# Dataset excerpts start

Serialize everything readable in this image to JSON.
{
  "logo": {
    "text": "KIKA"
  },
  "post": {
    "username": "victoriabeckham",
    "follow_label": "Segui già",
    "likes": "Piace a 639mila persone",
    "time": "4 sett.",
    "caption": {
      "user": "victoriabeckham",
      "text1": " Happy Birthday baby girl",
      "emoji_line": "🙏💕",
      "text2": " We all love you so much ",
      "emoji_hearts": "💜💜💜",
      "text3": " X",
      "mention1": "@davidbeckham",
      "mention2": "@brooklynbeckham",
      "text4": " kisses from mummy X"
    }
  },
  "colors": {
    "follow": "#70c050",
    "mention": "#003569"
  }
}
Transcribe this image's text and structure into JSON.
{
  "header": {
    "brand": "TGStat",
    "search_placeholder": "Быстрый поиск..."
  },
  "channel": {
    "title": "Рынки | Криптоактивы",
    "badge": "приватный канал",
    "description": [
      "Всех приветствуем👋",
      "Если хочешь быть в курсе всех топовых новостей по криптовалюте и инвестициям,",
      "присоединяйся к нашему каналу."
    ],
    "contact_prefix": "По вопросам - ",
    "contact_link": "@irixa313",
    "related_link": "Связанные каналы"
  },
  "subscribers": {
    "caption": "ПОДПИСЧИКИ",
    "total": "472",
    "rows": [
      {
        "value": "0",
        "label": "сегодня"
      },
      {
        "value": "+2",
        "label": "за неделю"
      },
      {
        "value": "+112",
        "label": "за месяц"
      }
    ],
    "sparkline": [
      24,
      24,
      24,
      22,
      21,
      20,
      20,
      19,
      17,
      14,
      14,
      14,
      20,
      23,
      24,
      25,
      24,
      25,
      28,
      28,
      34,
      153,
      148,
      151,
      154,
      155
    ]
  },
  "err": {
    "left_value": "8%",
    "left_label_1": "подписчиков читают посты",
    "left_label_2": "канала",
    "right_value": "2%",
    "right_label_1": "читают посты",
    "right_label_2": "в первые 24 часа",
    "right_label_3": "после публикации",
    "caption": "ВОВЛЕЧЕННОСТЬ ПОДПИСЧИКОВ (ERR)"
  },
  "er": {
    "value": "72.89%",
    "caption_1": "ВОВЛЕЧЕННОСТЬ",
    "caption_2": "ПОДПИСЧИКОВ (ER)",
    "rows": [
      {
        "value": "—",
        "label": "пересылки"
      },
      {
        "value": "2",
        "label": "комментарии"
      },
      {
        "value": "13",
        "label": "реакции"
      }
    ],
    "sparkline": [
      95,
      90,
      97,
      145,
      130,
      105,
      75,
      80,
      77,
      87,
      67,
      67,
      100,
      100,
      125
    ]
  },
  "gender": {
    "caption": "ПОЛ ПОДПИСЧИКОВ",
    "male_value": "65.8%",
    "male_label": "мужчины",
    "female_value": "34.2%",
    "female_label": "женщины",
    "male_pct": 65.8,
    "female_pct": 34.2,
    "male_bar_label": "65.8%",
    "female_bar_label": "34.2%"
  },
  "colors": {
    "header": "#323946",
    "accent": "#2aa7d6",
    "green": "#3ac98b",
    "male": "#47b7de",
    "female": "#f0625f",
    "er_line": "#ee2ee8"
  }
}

# Dataset excerpts end

The problem. Copy all of the data. Keep every word exactly as it is.

The result.
Serialize everything readable in this image to JSON.
{
  "logo": {
    "text": "KIKA"
  },
  "post": {
    "username": "victoriabeckham",
    "follow_label": "Segui già",
    "likes": "Piace a 639mila persone",
    "time": "4 sett.",
    "caption": {
      "user": "victoriabeckham",
      "text1": " Happy Birthday baby girl",
      "emoji_line": "🙏💕",
      "text2": " We all love you so much ",
      "emoji_hearts": "💜💜💜",
      "text3": " X",
      "mention1": "@davidbeckham",
      "mention2": "@brooklynbeckham",
      "text4": " kisses from mummy X"
    }
  },
  "colors": {
    "follow": "#70c050",
    "mention": "#003569"
  }
}
Transcribe this image's text and structure into JSON.
{
  "header": {
    "brand": "TGStat",
    "search_placeholder": "Быстрый поиск..."
  },
  "channel": {
    "title": "Рынки | Криптоактивы",
    "badge": "приватный канал",
    "description": [
      "Всех приветствуем👋",
      "Если хочешь быть в курсе всех топовых новостей по криптовалюте и инвестициям,",
      "присоединяйся к нашему каналу."
    ],
    "contact_prefix": "По вопросам - ",
    "contact_link": "@irixa313",
    "related_link": "Связанные каналы"
  },
  "subscribers": {
    "caption": "ПОДПИСЧИКИ",
    "total": "472",
    "rows": [
      {
        "value": "0",
        "label": "сегодня"
      },
      {
        "value": "+2",
        "label": "за неделю"
      },
      {
        "value": "+112",
        "label": "за месяц"
      }
    ],
    "sparkline": [
      24,
      24,
      24,
      22,
      21,
      20,
      20,
      19,
      17,
      14,
      14,
      14,
      20,
      23,
      24,
      25,
      24,
      25,
      28,
      28,
      34,
      153,
      148,
      151,
      154,
      155
    ]
  },
  "err": {
    "left_value": "8%",
    "left_label_1": "подписчиков читают посты",
    "left_label_2": "канала",
    "right_value": "2%",
    "right_label_1": "читают посты",
    "right_label_2": "в первые 24 часа",
    "right_label_3": "после публикации",
    "caption": "ВОВЛЕЧЕННОСТЬ ПОДПИСЧИКОВ (ERR)"
  },
  "er": {
    "value": "72.89%",
    "caption_1": "ВОВЛЕЧЕННОСТЬ",
    "caption_2": "ПОДПИСЧИКОВ (ER)",
    "rows": [
      {
        "value": "—",
        "label": "пересылки"
      },
      {
        "value": "2",
        "label": "комментарии"
      },
      {
        "value": "13",
        "label": "реакции"
      }
    ],
    "sparkline": [
      95,
      90,
      97,
      145,
      130,
      105,
      75,
      80,
      77,
      87,
      67,
      67,
      100,
      100,
      125
    ]
  },
  "gender": {
    "caption": "ПОЛ ПОДПИСЧИКОВ",
    "male_value": "65.8%",
    "male_label": "мужчины",
    "female_value": "34.2%",
    "female_label": "женщины",
    "male_pct": 65.8,
    "female_pct": 34.2,
    "male_bar_label": "65.8%",
    "female_bar_label": "34.2%"
  },
  "colors": {
    "header": "#323946",
    "accent": "#2aa7d6",
    "green": "#3ac98b",
    "male": "#47b7de",
    "female": "#f0625f",
    "er_line": "#ee2ee8"
  }
}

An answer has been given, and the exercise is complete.